(Layout annotation rows)
§

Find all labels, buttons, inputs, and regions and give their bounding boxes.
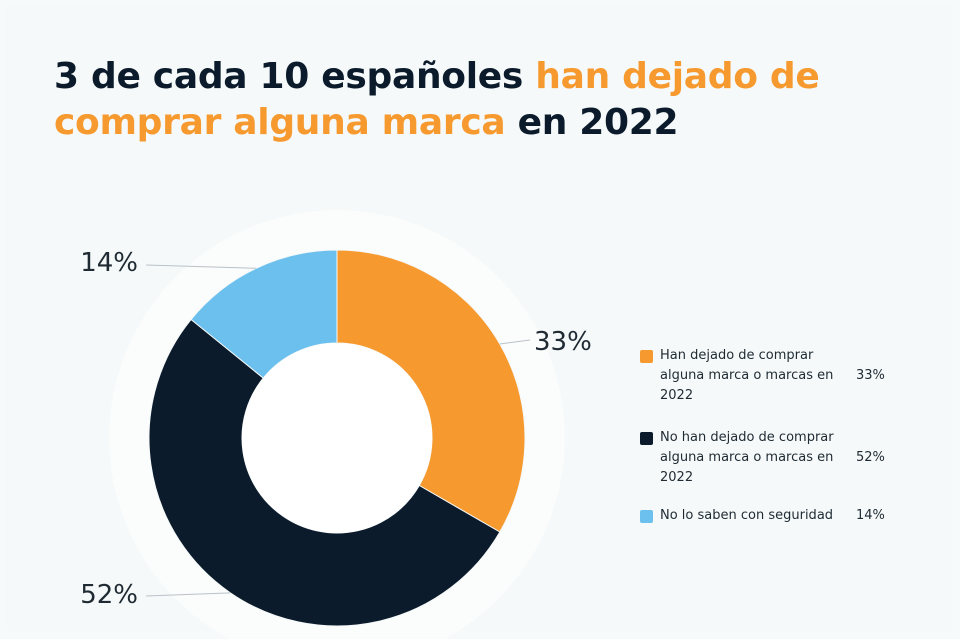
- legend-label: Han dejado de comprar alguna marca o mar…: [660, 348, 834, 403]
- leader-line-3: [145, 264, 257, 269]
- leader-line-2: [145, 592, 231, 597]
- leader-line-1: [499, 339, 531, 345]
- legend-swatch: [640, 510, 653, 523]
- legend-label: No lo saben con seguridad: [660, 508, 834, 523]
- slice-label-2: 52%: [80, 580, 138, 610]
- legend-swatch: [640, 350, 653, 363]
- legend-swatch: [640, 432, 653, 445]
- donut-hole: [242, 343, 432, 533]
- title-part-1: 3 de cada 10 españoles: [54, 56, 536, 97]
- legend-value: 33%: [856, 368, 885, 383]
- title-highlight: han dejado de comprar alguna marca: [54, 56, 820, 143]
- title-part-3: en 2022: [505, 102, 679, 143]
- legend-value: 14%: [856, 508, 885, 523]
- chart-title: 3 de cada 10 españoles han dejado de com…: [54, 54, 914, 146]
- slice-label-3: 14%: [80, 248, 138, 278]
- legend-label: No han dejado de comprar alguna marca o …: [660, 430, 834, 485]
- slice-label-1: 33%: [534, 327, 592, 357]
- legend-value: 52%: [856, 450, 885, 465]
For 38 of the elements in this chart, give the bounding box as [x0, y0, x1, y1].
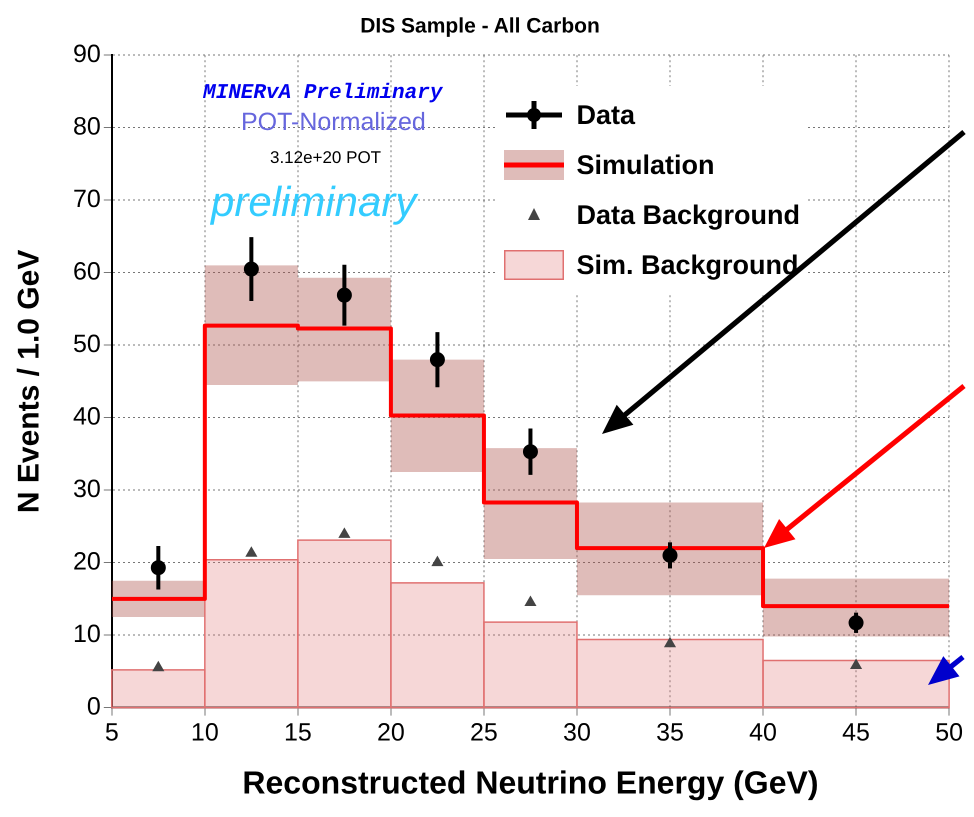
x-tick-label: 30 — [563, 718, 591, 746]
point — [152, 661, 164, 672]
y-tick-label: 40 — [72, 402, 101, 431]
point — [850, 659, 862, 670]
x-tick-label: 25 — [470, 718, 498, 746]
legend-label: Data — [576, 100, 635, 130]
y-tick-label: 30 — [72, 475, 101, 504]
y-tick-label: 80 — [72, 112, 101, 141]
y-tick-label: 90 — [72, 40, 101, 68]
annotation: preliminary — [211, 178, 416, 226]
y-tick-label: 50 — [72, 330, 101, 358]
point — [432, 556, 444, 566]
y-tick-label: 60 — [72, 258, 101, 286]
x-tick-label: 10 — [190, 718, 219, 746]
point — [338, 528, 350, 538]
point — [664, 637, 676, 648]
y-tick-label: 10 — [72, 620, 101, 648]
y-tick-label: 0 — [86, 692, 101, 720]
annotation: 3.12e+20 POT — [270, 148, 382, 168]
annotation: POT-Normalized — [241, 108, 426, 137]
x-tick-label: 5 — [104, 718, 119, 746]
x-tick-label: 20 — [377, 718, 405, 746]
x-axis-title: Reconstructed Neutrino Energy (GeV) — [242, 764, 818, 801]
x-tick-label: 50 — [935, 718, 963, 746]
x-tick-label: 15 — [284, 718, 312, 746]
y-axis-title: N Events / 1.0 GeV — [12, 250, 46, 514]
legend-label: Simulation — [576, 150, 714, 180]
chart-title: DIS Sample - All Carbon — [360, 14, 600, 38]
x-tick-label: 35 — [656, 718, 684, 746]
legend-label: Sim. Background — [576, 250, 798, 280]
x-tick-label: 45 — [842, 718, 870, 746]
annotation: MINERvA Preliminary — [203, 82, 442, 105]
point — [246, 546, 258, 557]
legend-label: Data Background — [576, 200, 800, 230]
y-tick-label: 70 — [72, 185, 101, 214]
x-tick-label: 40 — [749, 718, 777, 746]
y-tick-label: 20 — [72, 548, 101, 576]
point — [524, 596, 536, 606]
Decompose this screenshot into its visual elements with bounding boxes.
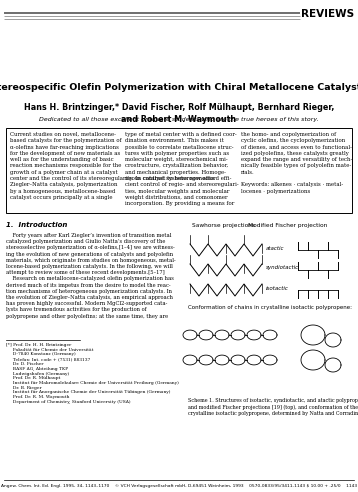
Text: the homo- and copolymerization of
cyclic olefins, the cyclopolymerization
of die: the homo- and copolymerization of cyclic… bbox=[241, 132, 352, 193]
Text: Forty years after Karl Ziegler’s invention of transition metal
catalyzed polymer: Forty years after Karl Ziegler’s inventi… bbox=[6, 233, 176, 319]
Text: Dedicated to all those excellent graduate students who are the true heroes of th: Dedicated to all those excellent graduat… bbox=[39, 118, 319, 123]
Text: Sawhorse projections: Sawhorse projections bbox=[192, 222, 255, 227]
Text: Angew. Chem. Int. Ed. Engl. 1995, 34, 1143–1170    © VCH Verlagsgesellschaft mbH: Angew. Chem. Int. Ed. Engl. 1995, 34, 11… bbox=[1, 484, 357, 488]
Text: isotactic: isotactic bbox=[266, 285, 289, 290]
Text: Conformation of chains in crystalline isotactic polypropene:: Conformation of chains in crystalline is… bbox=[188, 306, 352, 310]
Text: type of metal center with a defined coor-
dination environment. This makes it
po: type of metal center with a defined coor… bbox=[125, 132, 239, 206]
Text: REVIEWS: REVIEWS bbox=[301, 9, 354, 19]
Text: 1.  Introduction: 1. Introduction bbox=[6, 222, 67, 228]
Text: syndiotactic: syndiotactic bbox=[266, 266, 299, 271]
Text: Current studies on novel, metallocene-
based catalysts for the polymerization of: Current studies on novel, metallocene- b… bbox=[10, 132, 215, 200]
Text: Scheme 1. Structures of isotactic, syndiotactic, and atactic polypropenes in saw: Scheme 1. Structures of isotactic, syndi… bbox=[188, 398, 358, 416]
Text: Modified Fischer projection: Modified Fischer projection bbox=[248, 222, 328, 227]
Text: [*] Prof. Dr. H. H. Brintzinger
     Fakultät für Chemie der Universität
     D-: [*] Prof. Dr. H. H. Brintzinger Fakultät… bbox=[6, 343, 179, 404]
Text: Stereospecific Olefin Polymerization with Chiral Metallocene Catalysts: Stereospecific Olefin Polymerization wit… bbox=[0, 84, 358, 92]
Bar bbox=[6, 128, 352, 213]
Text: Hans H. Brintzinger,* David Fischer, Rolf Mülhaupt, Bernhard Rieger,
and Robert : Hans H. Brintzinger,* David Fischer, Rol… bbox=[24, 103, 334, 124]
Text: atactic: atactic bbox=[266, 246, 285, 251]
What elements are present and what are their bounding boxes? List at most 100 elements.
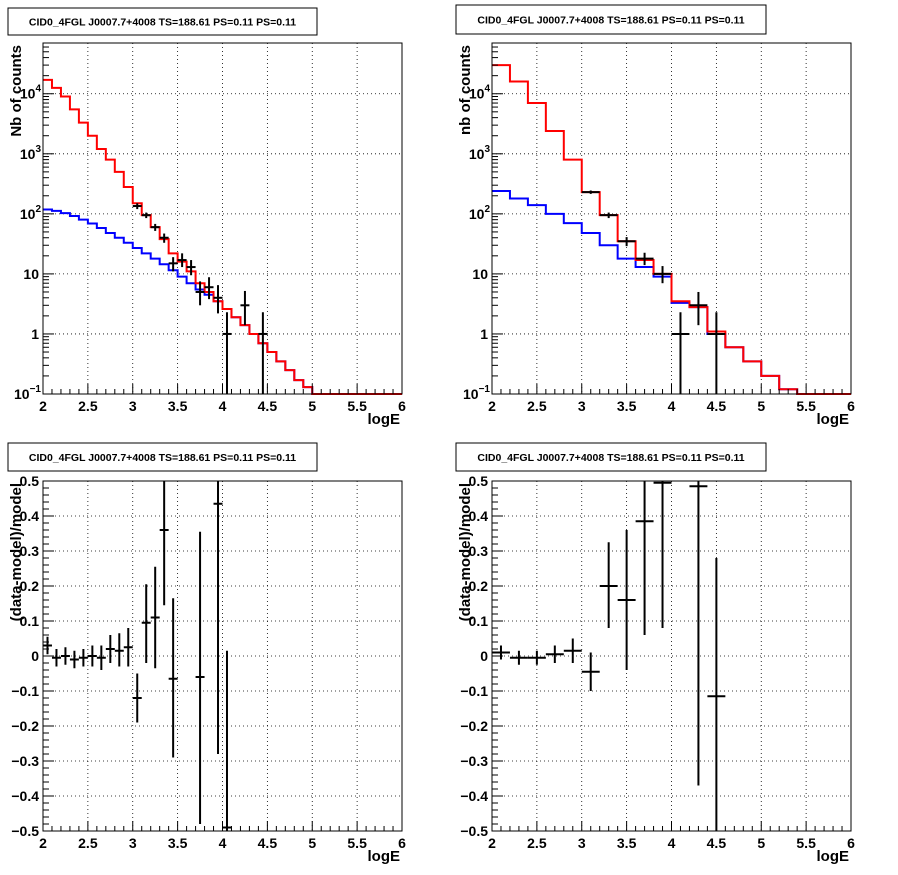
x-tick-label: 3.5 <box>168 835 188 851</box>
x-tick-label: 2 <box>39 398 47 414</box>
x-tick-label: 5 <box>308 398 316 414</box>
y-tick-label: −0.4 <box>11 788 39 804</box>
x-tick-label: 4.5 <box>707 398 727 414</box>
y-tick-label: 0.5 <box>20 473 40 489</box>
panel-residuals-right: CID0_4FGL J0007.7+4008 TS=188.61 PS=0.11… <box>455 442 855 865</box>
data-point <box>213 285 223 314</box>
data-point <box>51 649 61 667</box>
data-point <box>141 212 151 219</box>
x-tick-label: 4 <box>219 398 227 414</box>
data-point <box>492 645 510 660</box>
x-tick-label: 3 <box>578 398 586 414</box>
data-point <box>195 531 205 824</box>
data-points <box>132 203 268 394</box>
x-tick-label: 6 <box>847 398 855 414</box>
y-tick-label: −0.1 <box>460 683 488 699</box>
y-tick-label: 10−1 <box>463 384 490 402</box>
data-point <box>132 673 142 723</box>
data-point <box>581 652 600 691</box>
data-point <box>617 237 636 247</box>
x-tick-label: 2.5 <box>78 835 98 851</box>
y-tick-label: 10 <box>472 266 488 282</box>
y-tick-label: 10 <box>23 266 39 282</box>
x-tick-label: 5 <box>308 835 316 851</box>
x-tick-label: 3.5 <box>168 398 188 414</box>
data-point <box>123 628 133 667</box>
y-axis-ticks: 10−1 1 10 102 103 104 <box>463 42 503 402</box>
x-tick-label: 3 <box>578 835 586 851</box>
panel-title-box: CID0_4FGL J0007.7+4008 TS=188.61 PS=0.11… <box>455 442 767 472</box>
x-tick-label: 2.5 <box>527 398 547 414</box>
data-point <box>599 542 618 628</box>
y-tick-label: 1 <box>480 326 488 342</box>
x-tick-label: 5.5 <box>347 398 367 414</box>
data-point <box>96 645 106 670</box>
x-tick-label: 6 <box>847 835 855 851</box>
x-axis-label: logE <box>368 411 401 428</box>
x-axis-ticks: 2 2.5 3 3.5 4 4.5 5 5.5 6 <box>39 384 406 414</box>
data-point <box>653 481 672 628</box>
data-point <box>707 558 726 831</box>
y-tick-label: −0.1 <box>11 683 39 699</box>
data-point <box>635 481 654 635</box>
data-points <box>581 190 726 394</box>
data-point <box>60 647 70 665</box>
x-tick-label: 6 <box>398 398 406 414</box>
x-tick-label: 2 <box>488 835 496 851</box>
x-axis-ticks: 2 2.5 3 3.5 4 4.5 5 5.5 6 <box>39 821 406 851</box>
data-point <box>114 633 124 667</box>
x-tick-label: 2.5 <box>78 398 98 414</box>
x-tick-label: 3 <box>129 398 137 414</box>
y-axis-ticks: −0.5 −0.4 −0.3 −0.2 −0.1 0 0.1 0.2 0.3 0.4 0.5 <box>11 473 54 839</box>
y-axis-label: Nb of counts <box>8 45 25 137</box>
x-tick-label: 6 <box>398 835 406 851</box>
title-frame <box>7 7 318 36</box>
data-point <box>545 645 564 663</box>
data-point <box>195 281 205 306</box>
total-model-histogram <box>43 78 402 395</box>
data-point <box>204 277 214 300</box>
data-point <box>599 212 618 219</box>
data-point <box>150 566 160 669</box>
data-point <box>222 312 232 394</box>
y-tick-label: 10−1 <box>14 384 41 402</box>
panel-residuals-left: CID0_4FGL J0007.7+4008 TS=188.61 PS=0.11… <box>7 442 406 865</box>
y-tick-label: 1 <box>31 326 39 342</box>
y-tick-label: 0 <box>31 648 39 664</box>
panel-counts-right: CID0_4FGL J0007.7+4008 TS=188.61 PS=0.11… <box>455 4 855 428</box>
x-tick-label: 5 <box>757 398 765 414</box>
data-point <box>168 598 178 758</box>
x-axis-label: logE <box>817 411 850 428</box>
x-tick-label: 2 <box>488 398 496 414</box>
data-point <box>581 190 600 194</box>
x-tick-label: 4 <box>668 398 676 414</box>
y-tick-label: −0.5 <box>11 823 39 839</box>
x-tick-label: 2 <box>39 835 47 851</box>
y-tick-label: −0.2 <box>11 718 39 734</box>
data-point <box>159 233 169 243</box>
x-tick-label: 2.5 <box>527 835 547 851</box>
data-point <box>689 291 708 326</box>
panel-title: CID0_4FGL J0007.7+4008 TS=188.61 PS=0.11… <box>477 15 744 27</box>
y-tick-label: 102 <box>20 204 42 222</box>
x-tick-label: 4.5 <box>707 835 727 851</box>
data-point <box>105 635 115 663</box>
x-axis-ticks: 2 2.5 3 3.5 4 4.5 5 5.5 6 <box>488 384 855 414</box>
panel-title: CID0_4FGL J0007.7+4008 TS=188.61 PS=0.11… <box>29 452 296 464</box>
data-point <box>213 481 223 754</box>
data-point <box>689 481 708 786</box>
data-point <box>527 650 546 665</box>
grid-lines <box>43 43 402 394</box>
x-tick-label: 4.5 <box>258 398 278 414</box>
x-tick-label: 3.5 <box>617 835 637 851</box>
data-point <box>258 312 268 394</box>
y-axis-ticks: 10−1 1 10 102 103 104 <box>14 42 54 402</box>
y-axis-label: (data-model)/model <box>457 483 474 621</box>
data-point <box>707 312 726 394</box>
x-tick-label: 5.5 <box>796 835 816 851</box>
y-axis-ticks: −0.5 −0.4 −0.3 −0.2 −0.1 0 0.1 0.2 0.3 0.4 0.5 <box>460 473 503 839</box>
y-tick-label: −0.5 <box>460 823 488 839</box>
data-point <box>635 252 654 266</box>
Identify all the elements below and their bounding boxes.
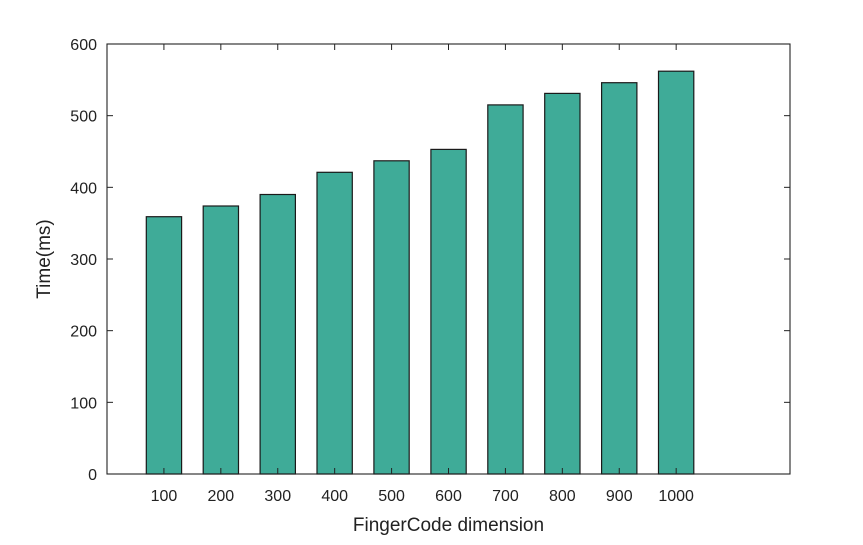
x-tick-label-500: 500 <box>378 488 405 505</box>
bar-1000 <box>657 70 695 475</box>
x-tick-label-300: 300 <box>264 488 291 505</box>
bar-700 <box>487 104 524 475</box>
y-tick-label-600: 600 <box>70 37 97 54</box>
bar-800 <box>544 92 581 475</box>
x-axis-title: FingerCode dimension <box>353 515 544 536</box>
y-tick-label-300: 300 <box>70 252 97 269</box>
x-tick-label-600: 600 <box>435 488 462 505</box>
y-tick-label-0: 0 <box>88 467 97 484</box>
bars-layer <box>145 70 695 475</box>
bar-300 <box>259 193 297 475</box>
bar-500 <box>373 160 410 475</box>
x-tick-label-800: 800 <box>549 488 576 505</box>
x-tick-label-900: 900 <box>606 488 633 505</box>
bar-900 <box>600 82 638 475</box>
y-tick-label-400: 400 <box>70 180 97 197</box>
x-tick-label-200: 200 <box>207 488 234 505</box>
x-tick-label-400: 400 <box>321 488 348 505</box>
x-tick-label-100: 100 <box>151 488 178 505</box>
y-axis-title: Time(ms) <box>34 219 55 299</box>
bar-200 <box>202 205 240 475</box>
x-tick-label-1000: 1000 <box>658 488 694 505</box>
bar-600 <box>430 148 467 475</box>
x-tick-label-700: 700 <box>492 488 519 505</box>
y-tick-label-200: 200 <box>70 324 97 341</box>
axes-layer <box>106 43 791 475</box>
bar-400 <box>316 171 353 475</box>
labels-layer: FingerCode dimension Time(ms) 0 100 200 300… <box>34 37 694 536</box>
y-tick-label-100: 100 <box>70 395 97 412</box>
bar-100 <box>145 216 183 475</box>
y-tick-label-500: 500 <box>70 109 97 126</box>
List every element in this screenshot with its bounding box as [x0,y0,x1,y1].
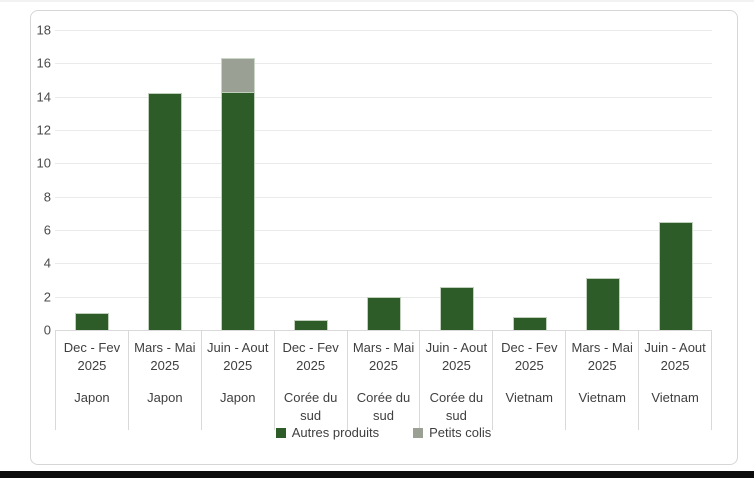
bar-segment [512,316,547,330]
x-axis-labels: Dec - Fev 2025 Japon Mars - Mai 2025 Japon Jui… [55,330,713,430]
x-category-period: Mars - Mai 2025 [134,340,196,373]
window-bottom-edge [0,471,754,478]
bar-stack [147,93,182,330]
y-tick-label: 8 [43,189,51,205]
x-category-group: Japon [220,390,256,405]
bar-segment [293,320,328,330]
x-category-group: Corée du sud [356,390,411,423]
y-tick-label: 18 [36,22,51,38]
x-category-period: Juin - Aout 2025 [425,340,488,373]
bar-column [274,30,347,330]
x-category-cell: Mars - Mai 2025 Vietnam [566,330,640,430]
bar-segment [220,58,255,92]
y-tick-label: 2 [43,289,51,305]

§

Exercise task: Quote the rows from the line with "x-tick-label: 3.5 <box>168 835 188 851</box>" to the line with "panel-title-box: CID0_4FGL J0007.7+4008", keeping each one unchanged.

The result:
x-tick-label: 3.5 <box>168 835 188 851</box>
x-tick-label: 2 <box>39 398 47 414</box>
x-tick-label: 5 <box>308 398 316 414</box>
y-tick-label: −0.4 <box>11 788 39 804</box>
x-tick-label: 4.5 <box>707 398 727 414</box>
y-tick-label: 0.5 <box>20 473 40 489</box>
panel-residuals-right: CID0_4FGL J0007.7+4008 TS=188.61 PS=0.11… <box>455 442 855 865</box>
data-point <box>213 285 223 314</box>
data-point <box>51 649 61 667</box>
data-point <box>141 212 151 219</box>
x-tick-label: 4 <box>219 398 227 414</box>
data-point <box>492 645 510 660</box>
x-tick-label: 3 <box>578 398 586 414</box>
data-point <box>195 531 205 824</box>
data-points <box>132 203 268 394</box>
x-tick-label: 6 <box>847 398 855 414</box>
y-tick-label: −0.1 <box>460 683 488 699</box>
y-tick-label: 10−1 <box>463 384 490 402</box>
data-point <box>132 673 142 723</box>
data-point <box>581 652 600 691</box>
data-point <box>617 237 636 247</box>
x-tick-label: 2.5 <box>78 835 98 851</box>
y-tick-label: 10 <box>472 266 488 282</box>
y-tick-label: 10 <box>23 266 39 282</box>
x-tick-label: 5 <box>308 835 316 851</box>
x-tick-label: 3.5 <box>168 398 188 414</box>
data-point <box>123 628 133 667</box>
y-axis-ticks: 10−1 1 10 102 103 104 <box>463 42 503 402</box>
x-tick-label: 3 <box>578 835 586 851</box>
panel-title-box: CID0_4FGL J0007.7+4008 TS=188.61 PS=0.11… <box>455 442 767 472</box>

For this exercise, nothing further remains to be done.